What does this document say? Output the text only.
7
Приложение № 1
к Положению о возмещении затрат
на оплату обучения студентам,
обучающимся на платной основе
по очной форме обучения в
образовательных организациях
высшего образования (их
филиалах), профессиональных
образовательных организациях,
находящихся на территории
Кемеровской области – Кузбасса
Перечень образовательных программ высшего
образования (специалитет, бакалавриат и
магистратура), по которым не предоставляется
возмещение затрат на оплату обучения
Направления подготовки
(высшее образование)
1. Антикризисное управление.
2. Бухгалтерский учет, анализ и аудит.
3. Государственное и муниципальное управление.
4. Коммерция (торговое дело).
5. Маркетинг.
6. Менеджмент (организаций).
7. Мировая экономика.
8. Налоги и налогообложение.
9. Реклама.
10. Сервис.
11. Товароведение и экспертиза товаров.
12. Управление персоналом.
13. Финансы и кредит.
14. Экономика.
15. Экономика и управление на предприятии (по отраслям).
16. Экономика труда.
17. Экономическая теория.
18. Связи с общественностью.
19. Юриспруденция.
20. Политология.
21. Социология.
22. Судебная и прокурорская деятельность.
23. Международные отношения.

————

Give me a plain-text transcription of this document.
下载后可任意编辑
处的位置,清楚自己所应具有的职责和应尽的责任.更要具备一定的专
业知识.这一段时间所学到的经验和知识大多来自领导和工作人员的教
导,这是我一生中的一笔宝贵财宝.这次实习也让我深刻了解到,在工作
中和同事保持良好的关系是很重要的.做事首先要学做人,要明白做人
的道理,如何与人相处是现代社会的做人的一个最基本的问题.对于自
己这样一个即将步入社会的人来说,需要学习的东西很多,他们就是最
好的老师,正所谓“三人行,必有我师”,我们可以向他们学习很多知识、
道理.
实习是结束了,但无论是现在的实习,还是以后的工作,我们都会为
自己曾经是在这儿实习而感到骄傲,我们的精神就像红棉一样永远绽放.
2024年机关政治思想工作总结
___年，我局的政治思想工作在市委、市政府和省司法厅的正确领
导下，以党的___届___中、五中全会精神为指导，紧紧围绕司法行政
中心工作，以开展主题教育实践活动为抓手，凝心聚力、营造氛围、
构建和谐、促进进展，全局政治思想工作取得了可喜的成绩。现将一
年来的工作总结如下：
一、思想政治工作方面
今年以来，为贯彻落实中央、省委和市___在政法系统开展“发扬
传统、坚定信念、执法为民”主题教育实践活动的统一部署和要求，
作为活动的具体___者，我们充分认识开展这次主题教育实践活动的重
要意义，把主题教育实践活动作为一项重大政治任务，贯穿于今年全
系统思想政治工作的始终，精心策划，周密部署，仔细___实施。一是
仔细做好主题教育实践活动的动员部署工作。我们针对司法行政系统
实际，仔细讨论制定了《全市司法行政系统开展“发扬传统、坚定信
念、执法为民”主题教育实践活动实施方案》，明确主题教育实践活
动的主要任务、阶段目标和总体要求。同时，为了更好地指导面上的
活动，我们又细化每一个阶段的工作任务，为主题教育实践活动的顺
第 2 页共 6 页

————

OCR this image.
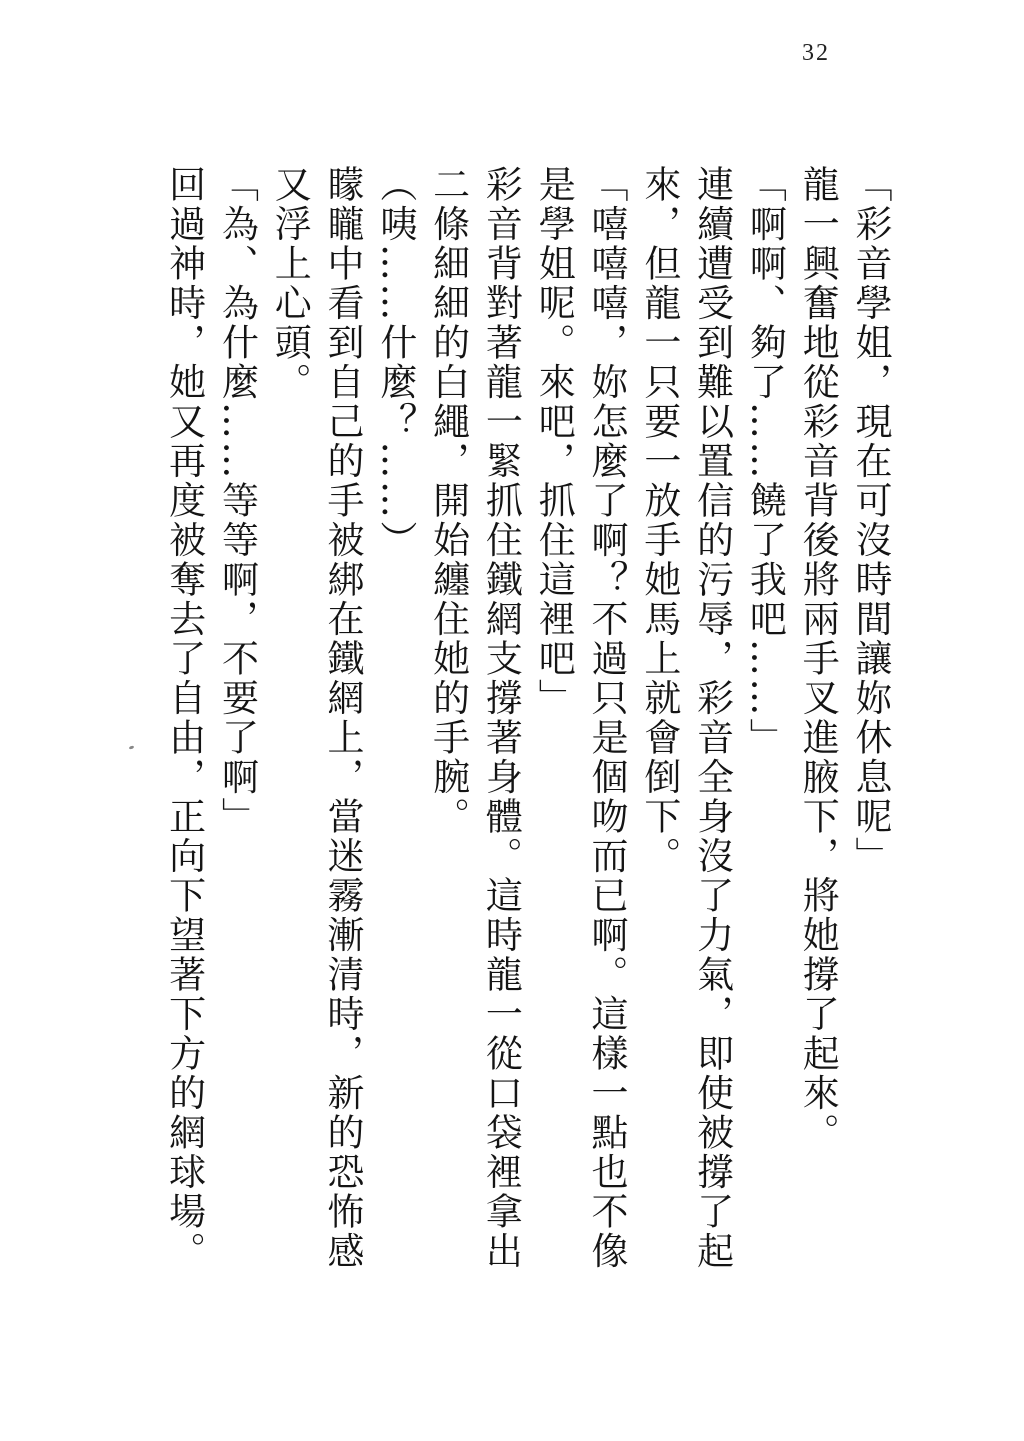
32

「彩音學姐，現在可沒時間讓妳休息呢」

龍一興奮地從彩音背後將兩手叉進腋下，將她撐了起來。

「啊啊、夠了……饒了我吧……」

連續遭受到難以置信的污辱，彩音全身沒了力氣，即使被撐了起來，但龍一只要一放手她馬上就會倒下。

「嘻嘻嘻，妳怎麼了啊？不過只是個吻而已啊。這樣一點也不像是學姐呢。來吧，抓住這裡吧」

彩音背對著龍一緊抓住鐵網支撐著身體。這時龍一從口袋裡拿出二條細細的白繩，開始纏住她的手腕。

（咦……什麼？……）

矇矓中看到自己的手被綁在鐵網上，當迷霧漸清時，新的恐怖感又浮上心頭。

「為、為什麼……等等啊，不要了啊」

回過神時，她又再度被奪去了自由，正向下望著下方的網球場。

————

## [Direction]
Pull out all lines containing the word "执法为民" from the entries above.

## [Reply to the task]
传统、坚定信念、执法为民”主题教育实践活动的统一部署和要求，
念、执法为民”主题教育实践活动实施方案》，明确主题教育实践活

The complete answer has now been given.